Pull out every line with the word "text" from the entries below.

------------------------------------------------------------

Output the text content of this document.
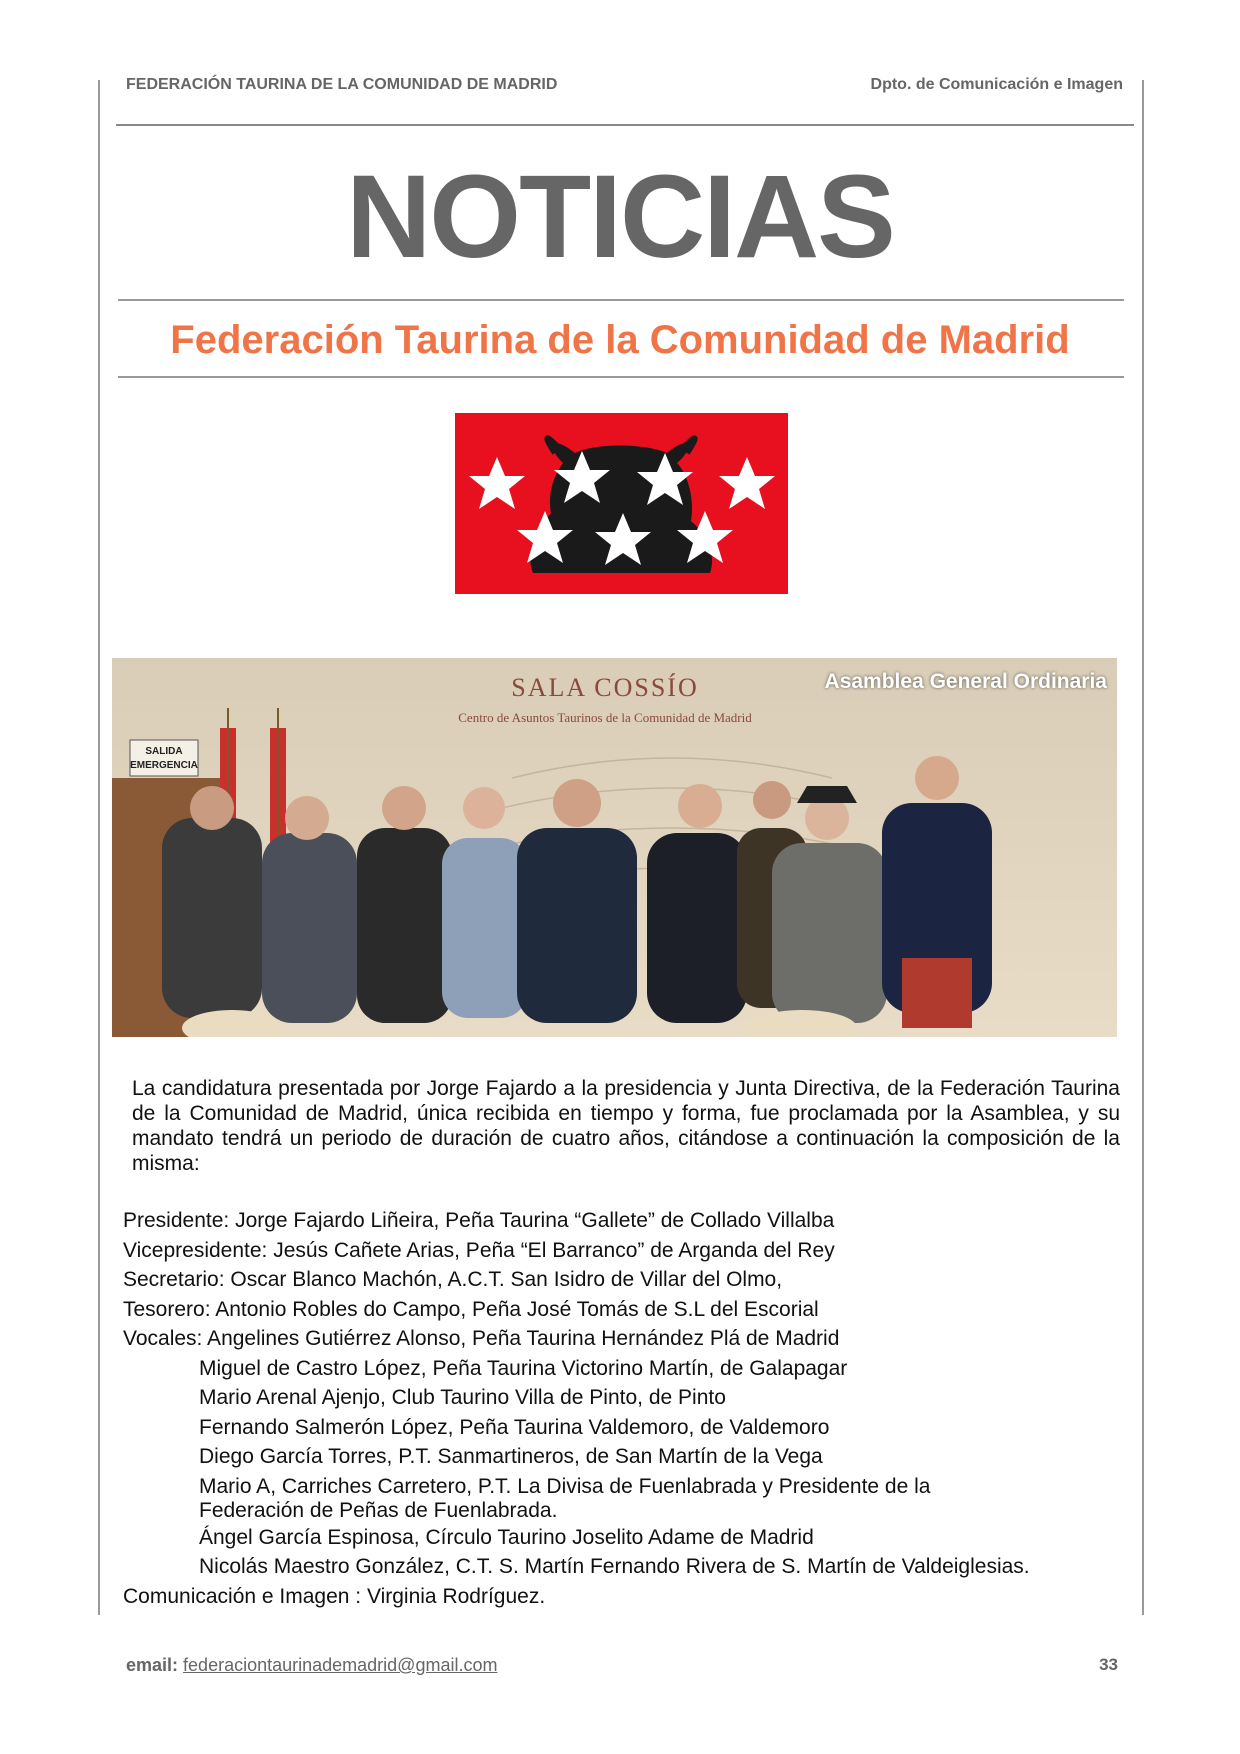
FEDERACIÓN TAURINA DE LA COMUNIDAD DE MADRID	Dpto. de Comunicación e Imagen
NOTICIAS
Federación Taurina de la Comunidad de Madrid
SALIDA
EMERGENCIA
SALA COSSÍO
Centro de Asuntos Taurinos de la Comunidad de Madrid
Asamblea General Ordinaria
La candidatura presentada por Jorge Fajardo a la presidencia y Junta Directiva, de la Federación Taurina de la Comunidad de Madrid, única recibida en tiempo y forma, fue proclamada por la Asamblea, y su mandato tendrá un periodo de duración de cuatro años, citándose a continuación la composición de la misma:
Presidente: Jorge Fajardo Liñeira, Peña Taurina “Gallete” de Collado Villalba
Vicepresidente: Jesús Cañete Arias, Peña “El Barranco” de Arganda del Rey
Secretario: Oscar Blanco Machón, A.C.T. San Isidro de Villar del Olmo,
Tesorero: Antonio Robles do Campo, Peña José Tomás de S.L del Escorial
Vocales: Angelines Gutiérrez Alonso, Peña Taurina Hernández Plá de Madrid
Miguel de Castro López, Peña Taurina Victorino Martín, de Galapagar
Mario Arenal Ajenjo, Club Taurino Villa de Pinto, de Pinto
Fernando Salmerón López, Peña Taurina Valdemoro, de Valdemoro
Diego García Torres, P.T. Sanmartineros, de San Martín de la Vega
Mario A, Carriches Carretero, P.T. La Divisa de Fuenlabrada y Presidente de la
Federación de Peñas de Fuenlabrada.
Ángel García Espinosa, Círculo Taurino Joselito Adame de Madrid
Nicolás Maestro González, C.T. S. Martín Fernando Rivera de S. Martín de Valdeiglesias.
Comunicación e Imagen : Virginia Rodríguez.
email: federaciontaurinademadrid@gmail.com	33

------------------------------------------------------------

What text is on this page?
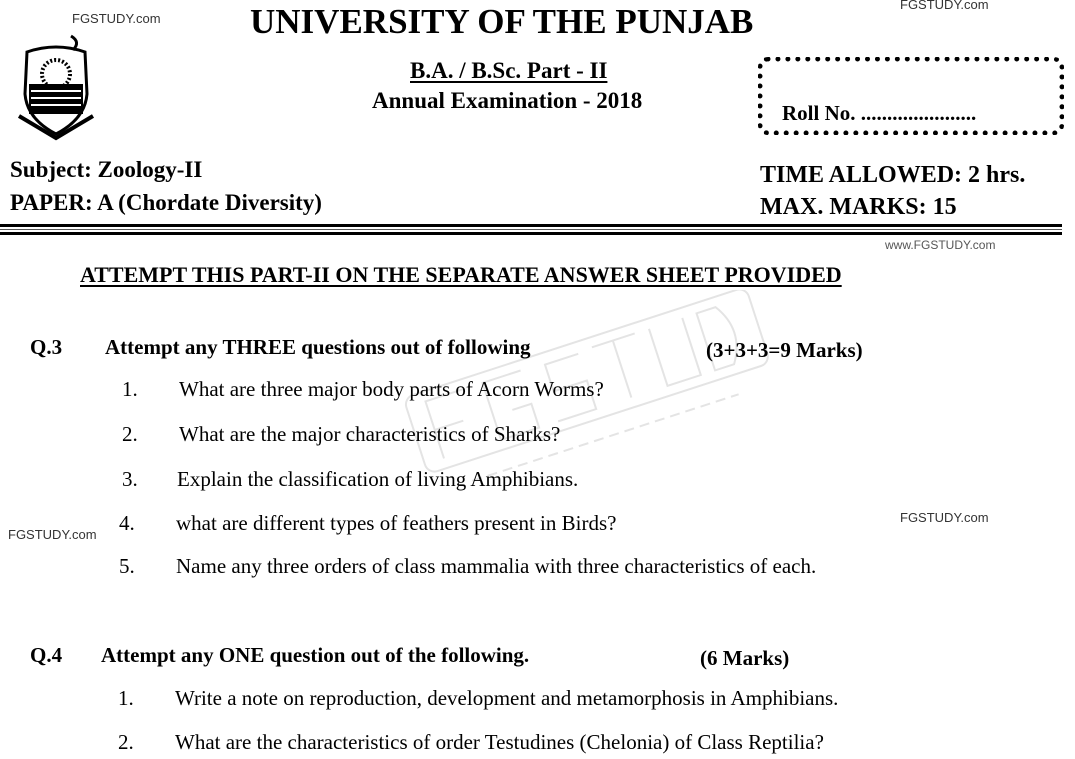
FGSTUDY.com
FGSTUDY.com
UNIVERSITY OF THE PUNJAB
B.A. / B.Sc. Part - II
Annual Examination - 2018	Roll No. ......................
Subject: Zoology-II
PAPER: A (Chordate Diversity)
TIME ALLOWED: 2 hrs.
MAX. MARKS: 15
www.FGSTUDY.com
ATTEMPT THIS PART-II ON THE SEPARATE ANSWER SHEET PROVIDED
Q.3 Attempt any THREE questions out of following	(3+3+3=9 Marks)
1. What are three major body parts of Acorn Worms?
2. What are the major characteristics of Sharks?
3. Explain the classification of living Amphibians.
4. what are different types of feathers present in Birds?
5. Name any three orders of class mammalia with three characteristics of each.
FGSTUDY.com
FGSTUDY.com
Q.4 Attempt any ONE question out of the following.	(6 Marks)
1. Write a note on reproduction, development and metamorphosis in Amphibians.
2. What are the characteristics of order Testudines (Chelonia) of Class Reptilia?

------------------------------------------------------------

--- REPLY TO THE TASK ---
Output the text content of this document.
What text is on this page?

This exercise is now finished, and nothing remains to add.